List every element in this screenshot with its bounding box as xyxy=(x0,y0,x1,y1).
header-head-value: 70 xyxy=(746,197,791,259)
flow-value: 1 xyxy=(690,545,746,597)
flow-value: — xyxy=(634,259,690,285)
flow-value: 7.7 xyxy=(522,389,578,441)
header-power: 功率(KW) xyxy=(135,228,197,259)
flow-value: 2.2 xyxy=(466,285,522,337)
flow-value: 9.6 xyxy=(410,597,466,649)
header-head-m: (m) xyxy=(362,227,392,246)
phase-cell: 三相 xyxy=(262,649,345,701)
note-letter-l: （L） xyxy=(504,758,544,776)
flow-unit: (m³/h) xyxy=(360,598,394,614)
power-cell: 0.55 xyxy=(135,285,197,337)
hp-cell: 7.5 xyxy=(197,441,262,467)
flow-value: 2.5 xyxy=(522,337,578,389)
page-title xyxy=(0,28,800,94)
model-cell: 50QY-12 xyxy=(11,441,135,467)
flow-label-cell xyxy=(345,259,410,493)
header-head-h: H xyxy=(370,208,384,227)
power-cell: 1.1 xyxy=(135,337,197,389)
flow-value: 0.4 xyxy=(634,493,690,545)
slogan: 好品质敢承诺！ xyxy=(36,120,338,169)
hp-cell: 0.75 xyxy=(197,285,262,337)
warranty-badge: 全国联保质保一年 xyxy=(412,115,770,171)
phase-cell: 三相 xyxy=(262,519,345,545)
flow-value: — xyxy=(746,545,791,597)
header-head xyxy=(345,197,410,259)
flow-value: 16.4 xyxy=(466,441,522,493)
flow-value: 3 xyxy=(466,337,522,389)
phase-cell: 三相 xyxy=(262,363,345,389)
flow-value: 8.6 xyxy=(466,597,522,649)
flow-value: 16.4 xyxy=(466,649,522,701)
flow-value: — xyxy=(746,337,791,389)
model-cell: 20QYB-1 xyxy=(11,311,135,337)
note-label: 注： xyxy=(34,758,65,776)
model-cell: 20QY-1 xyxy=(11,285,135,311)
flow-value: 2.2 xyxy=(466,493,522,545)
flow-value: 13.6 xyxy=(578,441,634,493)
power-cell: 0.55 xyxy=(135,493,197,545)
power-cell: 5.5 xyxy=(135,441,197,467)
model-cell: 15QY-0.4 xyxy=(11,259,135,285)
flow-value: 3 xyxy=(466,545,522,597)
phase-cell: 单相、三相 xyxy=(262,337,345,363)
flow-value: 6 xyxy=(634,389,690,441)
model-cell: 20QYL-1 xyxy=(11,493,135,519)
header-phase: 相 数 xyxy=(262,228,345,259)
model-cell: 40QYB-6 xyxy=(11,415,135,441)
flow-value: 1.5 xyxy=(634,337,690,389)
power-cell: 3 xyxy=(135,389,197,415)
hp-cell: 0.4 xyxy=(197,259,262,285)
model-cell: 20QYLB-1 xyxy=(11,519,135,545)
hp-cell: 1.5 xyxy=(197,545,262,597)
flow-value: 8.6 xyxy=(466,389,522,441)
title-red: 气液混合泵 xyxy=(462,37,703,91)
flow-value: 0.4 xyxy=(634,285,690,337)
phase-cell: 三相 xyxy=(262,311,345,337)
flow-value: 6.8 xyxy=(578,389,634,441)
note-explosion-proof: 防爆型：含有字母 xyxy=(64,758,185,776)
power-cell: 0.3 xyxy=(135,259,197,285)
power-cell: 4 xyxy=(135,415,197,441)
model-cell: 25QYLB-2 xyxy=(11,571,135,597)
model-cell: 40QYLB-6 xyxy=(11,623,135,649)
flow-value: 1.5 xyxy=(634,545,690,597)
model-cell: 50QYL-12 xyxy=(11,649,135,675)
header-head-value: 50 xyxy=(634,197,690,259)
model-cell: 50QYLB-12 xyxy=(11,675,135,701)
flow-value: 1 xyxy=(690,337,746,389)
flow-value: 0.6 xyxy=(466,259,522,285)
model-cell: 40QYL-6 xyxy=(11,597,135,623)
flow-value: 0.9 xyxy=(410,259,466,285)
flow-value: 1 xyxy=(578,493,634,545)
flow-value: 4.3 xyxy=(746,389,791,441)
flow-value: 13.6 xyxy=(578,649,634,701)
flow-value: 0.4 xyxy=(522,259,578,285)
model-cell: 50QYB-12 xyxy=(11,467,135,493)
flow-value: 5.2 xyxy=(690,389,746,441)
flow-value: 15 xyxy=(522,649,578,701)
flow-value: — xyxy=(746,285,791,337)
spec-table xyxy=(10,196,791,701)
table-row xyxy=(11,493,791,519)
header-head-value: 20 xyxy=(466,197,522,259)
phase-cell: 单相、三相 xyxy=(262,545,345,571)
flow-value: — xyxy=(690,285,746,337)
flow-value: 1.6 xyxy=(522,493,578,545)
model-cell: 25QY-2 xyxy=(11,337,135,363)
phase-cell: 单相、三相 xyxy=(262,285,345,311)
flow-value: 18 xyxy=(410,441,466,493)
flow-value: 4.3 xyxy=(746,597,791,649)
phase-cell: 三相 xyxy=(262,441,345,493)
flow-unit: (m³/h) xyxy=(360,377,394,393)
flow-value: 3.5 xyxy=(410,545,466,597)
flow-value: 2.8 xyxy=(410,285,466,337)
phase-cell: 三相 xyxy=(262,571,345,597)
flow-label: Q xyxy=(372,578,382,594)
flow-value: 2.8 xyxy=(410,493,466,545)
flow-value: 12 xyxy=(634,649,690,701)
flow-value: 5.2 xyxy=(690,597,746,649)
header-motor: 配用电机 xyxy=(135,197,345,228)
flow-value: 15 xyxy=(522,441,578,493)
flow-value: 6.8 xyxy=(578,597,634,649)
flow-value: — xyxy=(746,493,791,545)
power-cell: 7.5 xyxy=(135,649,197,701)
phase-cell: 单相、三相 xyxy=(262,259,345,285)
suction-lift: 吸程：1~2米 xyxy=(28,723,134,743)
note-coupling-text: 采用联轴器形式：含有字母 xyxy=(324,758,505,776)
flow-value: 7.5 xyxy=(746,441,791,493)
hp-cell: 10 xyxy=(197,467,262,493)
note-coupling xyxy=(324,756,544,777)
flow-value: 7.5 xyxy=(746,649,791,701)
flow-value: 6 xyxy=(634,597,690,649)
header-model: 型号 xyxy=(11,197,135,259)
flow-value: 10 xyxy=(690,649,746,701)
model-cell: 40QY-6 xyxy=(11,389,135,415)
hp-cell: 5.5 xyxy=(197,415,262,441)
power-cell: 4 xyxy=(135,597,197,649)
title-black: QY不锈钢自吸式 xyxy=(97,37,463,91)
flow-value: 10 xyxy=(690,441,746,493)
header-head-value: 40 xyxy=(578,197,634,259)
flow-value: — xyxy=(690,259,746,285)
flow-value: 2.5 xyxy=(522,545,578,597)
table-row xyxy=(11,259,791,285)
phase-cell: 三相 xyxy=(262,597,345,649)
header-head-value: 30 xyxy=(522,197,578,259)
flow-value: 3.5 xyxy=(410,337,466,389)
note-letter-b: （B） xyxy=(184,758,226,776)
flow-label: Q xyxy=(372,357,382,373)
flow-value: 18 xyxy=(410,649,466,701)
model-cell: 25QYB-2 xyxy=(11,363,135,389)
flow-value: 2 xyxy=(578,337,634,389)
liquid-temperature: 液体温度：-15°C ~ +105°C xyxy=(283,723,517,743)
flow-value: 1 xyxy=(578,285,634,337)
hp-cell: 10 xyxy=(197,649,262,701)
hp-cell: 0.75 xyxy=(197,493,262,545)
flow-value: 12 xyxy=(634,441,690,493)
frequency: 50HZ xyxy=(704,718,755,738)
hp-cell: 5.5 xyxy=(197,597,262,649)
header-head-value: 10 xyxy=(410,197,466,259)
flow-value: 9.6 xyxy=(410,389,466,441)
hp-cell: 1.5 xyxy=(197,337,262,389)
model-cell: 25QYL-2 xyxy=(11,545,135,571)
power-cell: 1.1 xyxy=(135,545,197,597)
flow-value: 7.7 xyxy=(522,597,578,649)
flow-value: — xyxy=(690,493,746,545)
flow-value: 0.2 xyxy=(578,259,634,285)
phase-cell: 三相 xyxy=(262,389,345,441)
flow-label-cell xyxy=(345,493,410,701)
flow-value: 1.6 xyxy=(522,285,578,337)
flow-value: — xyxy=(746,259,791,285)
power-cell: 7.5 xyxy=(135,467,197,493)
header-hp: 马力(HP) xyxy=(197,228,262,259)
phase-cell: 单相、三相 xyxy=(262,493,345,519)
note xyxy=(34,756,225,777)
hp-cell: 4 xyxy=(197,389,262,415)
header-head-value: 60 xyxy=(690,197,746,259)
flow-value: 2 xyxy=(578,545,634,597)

=====

**Prompt**
Starting at the first row and ending at the row containing "hp-cell: 0.75 xyxy=(197,285,262,337)", write those rows out again with "flow-value" renamed to "rate-value" and everything else unchanged.

**Correct output**
List every element in this screenshot with its bounding box as xyxy=(x0,y0,x1,y1).
header-head-value: 70 xyxy=(746,197,791,259)
rate-value: 1 xyxy=(690,545,746,597)
rate-value: — xyxy=(634,259,690,285)
rate-value: 7.7 xyxy=(522,389,578,441)
header-power: 功率(KW) xyxy=(135,228,197,259)
rate-value: 2.2 xyxy=(466,285,522,337)
rate-value: 9.6 xyxy=(410,597,466,649)
header-head-m: (m) xyxy=(362,227,392,246)
phase-cell: 三相 xyxy=(262,649,345,701)
note-letter-l: （L） xyxy=(504,758,544,776)
flow-unit: (m³/h) xyxy=(360,598,394,614)
power-cell: 0.55 xyxy=(135,285,197,337)
hp-cell: 7.5 xyxy=(197,441,262,467)
rate-value: 2.5 xyxy=(522,337,578,389)
page-title xyxy=(0,28,800,94)
model-cell: 50QY-12 xyxy=(11,441,135,467)
flow-label-cell xyxy=(345,259,410,493)
header-head-h: H xyxy=(370,208,384,227)
power-cell: 1.1 xyxy=(135,337,197,389)
rate-value: 0.4 xyxy=(634,493,690,545)
slogan: 好品质敢承诺！ xyxy=(36,120,338,169)
hp-cell: 0.75 xyxy=(197,285,262,337)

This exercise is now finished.